--- Start of SELECTED TEXT ---

Manufacturer's Buying Policy Signal Firms Are Expecting Persistent Inflation

In February, the Institute of Supply Management (ISM) reported that the lead time for capital expenditures, production materials, and maintenance and repair supplies hit record levels. Lead times for CAPEX jumped six days to 173 days, materials two days to 97, and maintenance four days to 50.


Leadtimes are a valuable indicator of current and future demand. When backlogs rise and get stretched out, firms protect their production schedules by building safety stocks and placing long-dated orders for materials and supplies to meet expected future demand.


The current generation of policymakers probably does not follow lead times, but the old generation did. (Read the 1994 transcripts of the Federal Open Market Committee meetings). Former Federal Reserve Chairman Alan Greenspan religiously tracked lead times, order backlogs, and delayed deliveries (i.e., vendor performance or supplier delivery index) as signs of future inflation and inventory building. The latter is an essential part of demand-driven fast growth and inflation cycles since it adds a layer of demand, putting more pressure on prices.

--- End of SELECTED TEXT ---

• [CHALLENGE 1]:
Reproduce verbatim the part of the passage on manufacturers' lead times that begins at the words "In February, the" and stops after the words "expected future demand.".

--- Start of TASK DATA ---

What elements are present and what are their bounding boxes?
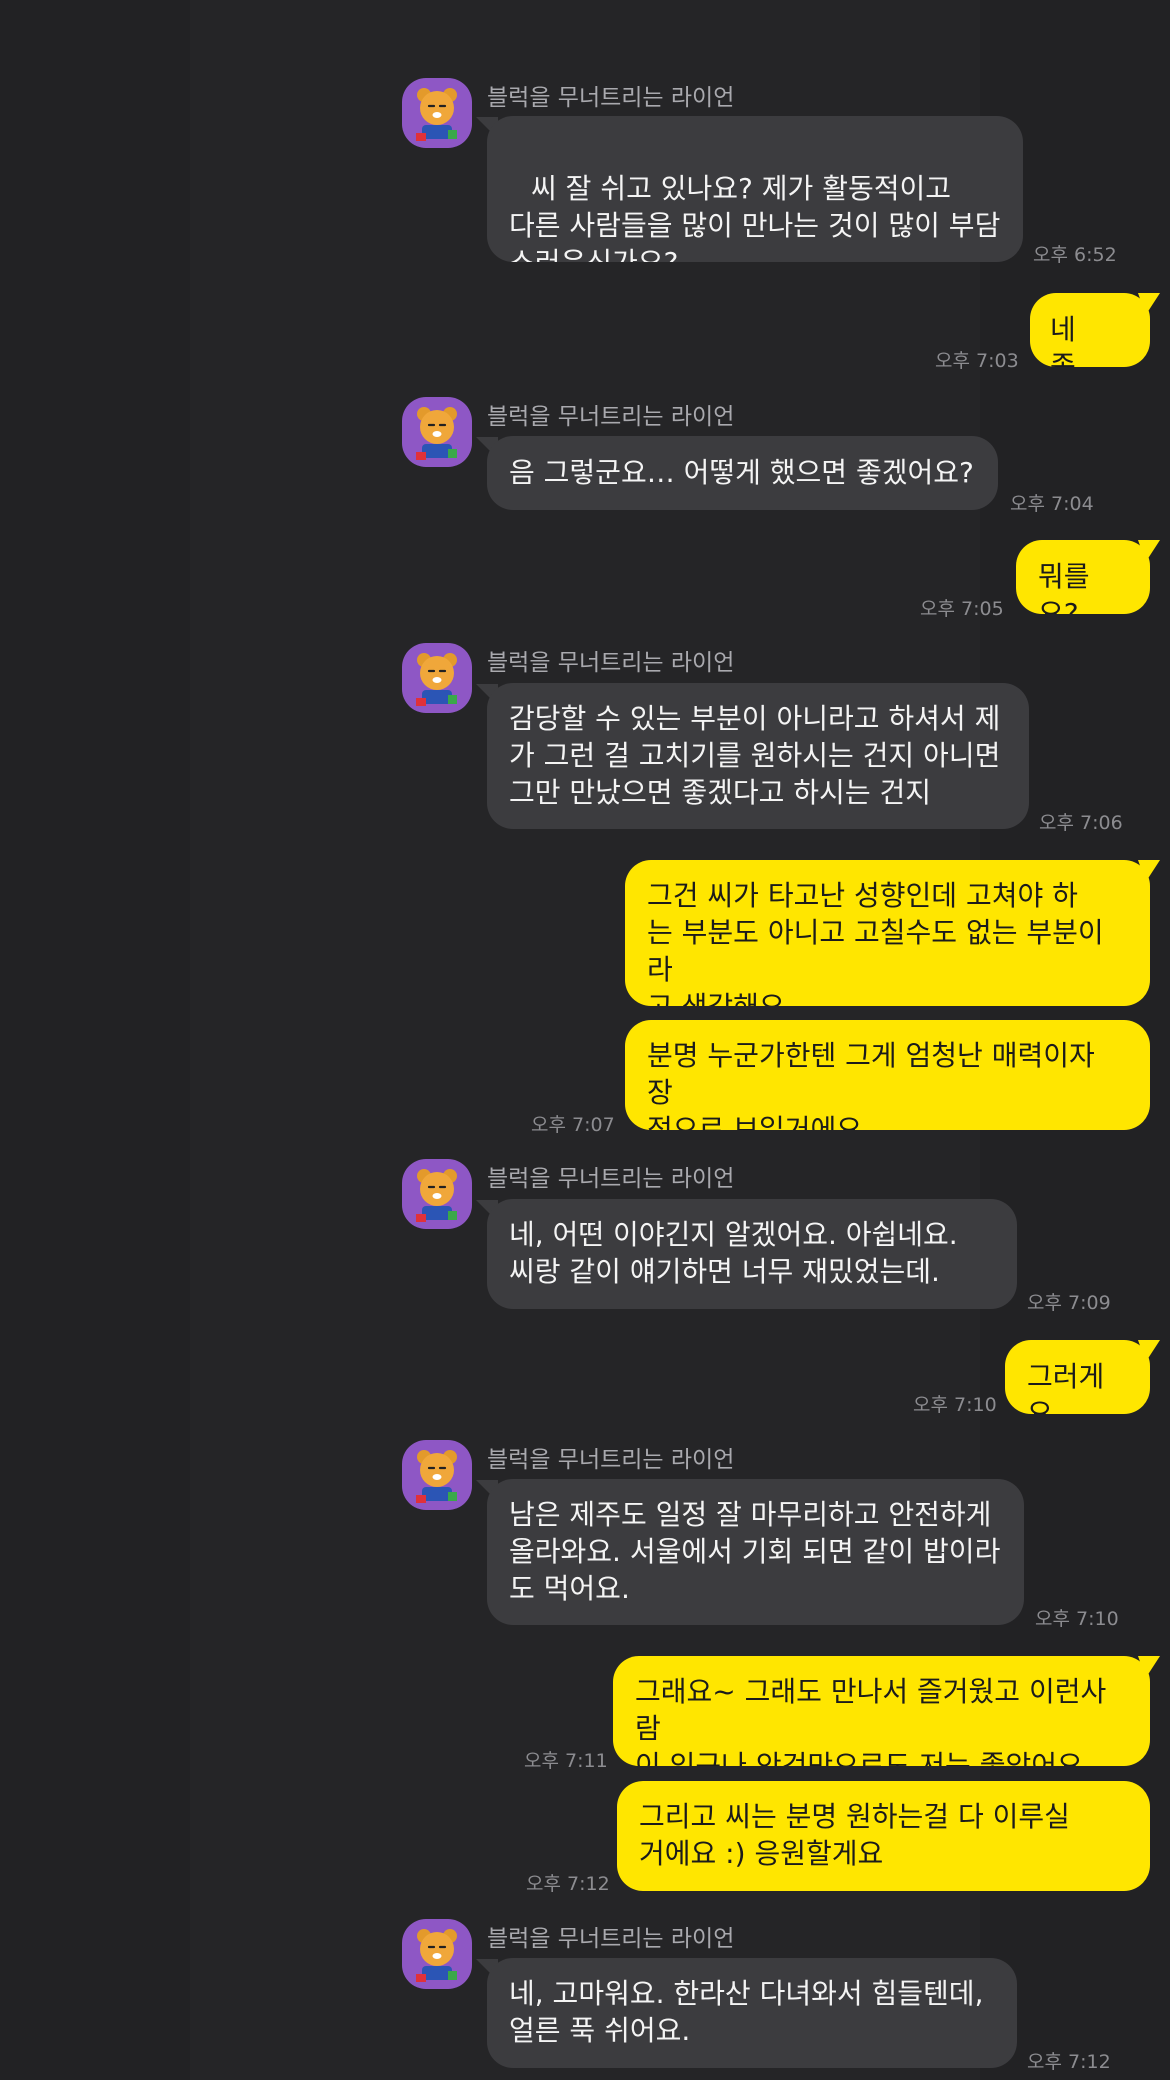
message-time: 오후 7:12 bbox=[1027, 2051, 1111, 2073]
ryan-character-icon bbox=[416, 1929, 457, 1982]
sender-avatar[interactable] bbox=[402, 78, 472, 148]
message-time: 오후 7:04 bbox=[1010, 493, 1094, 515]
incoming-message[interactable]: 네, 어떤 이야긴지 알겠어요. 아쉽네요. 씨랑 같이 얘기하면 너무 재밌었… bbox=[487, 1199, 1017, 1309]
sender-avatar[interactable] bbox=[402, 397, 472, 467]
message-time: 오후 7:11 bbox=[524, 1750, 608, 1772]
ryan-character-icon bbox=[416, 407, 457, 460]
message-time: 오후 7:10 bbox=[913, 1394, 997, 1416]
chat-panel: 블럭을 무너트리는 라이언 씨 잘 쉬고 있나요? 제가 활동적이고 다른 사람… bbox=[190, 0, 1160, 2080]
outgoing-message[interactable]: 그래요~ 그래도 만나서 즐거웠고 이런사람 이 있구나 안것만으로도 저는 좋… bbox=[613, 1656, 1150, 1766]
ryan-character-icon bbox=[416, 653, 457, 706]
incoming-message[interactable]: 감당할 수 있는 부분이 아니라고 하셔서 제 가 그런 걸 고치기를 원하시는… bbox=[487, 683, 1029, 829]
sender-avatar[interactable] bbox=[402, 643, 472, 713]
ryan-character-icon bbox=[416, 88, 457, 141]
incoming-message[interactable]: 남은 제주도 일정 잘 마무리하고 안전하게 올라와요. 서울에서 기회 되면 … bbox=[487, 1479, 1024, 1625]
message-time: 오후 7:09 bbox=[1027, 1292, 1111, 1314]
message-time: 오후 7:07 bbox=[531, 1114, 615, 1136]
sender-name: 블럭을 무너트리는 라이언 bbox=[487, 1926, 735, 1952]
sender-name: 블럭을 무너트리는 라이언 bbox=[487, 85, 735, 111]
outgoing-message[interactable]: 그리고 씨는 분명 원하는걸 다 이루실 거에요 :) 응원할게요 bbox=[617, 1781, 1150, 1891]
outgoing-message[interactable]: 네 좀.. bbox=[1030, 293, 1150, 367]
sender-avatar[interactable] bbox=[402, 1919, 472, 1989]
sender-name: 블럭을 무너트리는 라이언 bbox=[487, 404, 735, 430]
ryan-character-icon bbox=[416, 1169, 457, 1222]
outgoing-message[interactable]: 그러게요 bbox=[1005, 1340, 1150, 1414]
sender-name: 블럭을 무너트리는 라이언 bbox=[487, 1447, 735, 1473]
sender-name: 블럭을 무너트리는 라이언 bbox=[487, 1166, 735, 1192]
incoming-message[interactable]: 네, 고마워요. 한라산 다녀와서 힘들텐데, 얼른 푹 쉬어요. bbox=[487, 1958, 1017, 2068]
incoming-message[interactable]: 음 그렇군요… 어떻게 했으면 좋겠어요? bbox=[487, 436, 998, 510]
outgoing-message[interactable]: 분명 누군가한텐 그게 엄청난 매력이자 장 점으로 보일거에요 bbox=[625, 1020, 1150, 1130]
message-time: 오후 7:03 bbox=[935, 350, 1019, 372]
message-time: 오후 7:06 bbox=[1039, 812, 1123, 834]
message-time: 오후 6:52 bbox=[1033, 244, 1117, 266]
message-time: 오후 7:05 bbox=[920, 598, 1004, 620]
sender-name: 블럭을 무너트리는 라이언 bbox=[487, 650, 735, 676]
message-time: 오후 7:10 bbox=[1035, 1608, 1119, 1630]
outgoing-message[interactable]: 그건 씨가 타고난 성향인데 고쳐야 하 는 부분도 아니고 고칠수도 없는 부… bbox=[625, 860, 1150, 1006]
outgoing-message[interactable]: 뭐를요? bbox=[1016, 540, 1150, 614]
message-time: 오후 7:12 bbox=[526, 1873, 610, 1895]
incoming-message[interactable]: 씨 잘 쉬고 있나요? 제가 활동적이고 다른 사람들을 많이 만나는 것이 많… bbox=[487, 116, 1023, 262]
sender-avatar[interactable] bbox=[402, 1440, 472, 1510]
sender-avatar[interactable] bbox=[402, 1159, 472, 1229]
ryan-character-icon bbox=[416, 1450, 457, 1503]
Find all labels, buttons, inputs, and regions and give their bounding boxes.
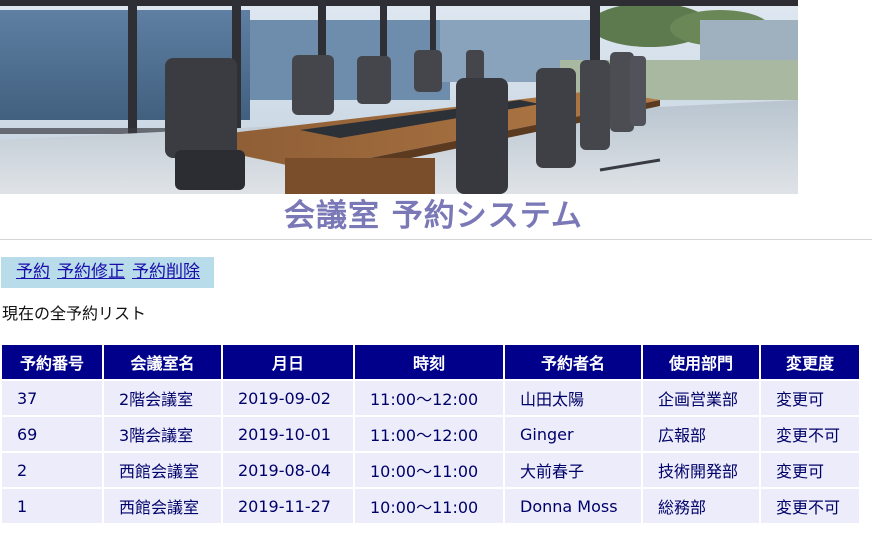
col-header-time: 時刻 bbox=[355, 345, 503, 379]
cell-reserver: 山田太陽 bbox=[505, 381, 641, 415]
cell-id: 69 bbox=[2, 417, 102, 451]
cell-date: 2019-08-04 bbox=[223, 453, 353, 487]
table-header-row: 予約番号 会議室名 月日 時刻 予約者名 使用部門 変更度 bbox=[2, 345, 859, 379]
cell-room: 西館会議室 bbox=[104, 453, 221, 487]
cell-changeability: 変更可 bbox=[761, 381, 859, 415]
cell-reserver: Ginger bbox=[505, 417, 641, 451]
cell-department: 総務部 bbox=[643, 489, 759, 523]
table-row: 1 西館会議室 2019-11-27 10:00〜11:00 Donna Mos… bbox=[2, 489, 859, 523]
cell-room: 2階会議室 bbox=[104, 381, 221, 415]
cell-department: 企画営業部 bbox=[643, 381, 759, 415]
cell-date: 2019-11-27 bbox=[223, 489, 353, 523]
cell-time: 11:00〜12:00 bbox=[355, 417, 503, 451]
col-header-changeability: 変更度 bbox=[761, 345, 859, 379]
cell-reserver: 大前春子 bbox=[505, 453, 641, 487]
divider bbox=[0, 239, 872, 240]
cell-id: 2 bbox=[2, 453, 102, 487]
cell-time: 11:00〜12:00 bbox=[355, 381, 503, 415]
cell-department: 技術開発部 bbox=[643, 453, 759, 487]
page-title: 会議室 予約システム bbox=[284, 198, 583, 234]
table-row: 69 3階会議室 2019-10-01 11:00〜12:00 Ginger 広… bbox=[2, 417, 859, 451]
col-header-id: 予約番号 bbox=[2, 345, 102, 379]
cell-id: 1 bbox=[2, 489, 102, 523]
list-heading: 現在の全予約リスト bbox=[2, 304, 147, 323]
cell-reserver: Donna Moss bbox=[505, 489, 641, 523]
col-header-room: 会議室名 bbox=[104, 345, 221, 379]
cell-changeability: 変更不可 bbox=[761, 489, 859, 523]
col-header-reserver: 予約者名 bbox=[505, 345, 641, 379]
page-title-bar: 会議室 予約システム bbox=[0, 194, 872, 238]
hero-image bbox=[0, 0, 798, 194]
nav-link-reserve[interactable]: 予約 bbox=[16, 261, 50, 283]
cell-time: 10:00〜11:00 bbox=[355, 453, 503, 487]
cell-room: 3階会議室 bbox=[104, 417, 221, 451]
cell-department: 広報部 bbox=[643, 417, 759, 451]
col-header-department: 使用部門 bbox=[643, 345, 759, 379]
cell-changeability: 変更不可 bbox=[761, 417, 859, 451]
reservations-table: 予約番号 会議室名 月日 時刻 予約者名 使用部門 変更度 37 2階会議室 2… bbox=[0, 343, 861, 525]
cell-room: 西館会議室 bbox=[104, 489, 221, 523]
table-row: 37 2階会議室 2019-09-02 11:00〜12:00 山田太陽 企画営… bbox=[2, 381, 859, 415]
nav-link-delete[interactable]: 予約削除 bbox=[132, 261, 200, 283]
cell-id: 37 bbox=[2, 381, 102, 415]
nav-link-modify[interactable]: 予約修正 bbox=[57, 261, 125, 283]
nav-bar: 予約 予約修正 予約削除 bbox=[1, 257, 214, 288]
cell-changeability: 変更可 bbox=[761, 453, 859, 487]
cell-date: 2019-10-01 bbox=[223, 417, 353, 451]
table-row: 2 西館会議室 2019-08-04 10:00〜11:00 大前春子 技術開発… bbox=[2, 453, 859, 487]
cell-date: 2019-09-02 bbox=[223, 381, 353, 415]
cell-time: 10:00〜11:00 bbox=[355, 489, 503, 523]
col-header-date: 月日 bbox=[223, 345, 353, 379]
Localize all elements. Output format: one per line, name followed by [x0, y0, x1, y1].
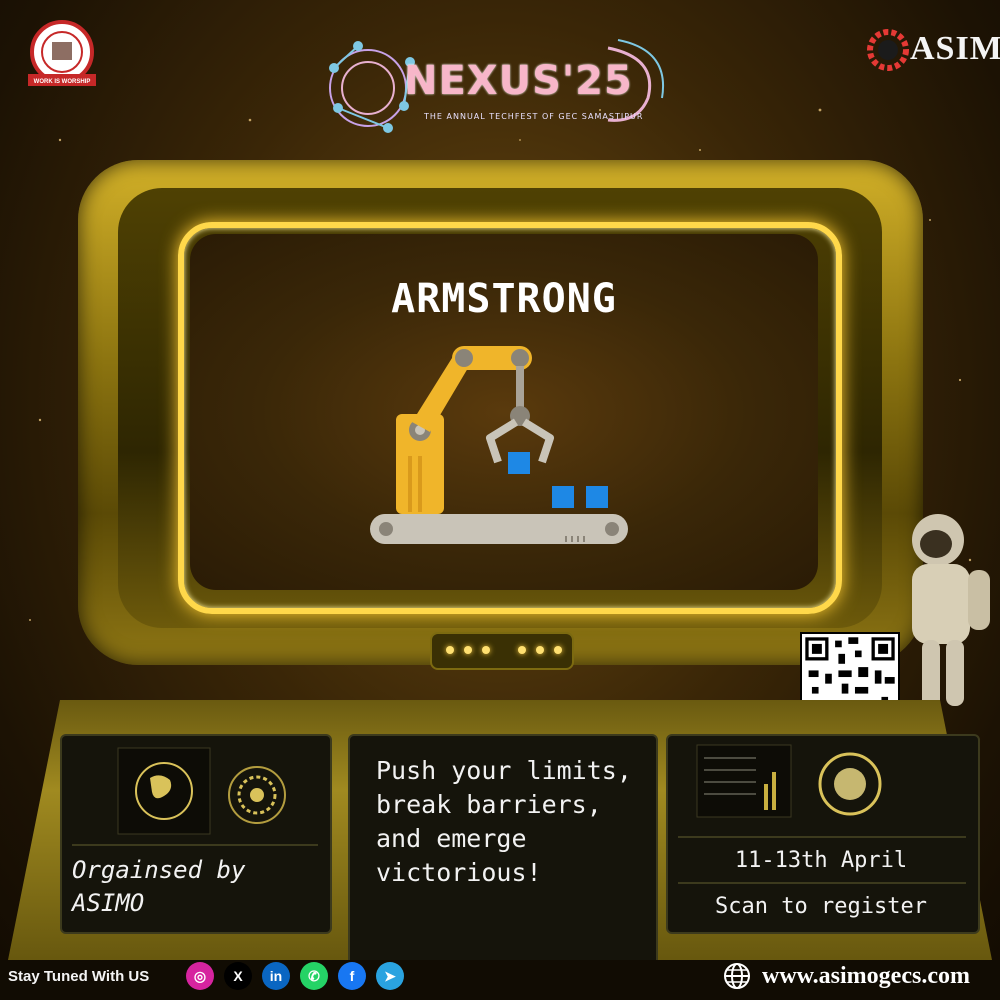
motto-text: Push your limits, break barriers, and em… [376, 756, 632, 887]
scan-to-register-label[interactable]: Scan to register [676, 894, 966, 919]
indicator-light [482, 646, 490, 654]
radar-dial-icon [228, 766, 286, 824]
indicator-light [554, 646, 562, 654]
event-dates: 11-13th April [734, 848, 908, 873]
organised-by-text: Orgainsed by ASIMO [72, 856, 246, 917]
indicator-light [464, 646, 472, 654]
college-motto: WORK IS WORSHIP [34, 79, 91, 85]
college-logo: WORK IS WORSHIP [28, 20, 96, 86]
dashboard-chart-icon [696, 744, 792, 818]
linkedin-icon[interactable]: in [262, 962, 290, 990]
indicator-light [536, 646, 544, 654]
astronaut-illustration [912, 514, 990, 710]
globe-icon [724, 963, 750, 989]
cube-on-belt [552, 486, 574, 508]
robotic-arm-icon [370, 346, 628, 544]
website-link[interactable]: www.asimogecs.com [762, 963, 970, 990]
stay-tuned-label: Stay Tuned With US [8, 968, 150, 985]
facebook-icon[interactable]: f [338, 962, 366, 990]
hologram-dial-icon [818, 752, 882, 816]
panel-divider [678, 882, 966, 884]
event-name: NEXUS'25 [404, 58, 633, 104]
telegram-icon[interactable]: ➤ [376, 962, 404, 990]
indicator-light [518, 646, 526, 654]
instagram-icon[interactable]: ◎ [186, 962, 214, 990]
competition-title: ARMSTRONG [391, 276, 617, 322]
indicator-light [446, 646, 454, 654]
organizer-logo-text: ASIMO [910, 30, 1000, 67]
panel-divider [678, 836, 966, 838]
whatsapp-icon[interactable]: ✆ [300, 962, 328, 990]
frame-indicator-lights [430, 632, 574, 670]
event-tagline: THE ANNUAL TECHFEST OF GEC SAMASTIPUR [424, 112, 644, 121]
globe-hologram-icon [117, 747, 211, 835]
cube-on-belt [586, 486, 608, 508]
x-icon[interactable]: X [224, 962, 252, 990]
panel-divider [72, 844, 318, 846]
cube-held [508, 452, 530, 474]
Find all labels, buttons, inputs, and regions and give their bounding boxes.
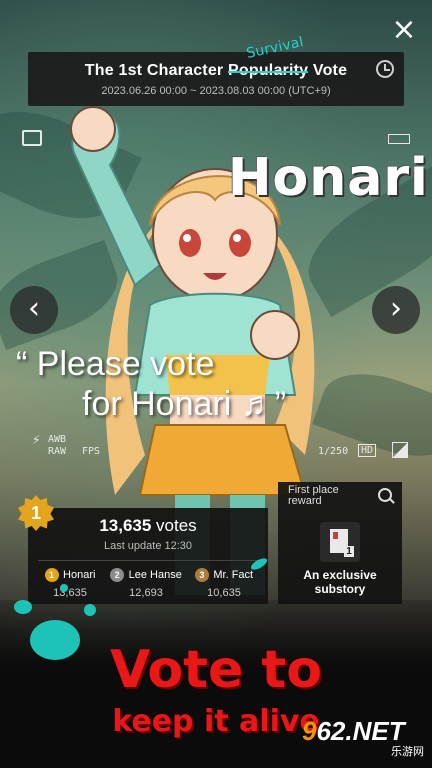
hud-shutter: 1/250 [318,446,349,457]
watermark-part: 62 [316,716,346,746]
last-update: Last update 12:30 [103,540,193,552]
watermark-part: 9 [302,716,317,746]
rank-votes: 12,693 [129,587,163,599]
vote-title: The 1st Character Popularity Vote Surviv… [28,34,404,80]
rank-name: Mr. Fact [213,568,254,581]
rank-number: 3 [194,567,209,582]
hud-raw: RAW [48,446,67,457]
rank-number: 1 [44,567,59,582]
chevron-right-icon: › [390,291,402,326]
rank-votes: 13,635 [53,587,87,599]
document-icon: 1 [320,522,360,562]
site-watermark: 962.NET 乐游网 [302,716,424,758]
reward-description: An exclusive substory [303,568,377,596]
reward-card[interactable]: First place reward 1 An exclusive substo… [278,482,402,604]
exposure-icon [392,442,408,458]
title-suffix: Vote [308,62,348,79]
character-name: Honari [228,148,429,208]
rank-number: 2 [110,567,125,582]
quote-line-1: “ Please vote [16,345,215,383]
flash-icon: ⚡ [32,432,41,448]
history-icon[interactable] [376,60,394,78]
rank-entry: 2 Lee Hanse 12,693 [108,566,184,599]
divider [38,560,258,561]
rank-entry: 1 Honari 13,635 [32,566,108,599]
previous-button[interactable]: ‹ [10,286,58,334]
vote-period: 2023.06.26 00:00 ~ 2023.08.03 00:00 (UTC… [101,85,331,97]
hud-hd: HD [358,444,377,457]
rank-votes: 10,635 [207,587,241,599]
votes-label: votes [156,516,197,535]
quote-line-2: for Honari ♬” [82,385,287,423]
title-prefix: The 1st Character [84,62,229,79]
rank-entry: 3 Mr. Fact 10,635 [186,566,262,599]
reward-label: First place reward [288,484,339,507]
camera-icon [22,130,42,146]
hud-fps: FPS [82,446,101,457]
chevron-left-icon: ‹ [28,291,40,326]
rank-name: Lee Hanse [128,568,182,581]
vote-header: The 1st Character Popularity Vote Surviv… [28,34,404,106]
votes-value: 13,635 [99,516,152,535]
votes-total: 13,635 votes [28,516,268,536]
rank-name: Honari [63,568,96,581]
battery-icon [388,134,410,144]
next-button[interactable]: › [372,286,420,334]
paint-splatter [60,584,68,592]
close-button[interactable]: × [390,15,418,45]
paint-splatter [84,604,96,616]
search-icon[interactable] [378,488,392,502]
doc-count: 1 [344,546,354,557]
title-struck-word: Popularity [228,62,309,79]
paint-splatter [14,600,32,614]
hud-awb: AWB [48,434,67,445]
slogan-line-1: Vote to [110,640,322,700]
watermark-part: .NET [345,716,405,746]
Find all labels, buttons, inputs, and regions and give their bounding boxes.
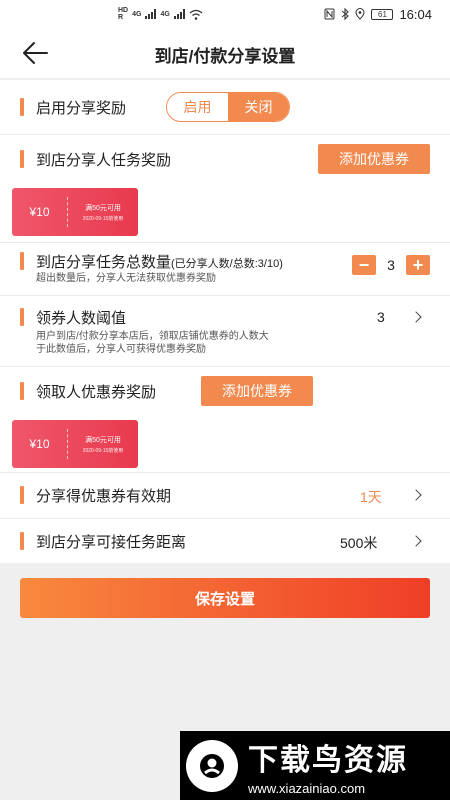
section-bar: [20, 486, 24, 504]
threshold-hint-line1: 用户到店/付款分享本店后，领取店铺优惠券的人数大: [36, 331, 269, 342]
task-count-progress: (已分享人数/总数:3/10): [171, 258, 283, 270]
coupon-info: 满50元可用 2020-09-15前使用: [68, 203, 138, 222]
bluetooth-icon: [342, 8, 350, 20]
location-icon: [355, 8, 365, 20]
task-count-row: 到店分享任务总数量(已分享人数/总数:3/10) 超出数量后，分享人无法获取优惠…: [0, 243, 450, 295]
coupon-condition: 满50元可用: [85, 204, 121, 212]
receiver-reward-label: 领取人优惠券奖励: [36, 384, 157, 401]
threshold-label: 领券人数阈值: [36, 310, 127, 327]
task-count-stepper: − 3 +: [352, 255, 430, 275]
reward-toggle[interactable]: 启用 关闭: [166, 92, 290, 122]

--- End of TASK DATA ---

• [CHALLENGE 2]:
How many lines of the listing contain the string "First", with case counting? Reply with the number alone.

• [COMPLETE RESPONSE 1]:
In February, the Institute of Supply Management (ISM) reported that the lead time for capital expenditures, production materials, and maintenance and repair supplies hit record levels. Lead times for CAPEX jumped six days to 173 days, materials two days to 97, and maintenance four days to 50.


Leadtimes are a valuable indicator of current and future demand. When backlogs rise and get stretched out, firms protect their production schedules by building safety stocks and placing long-dated orders for materials and supplies to meet expected future demand.

• [COMPLETE RESPONSE 2]:
2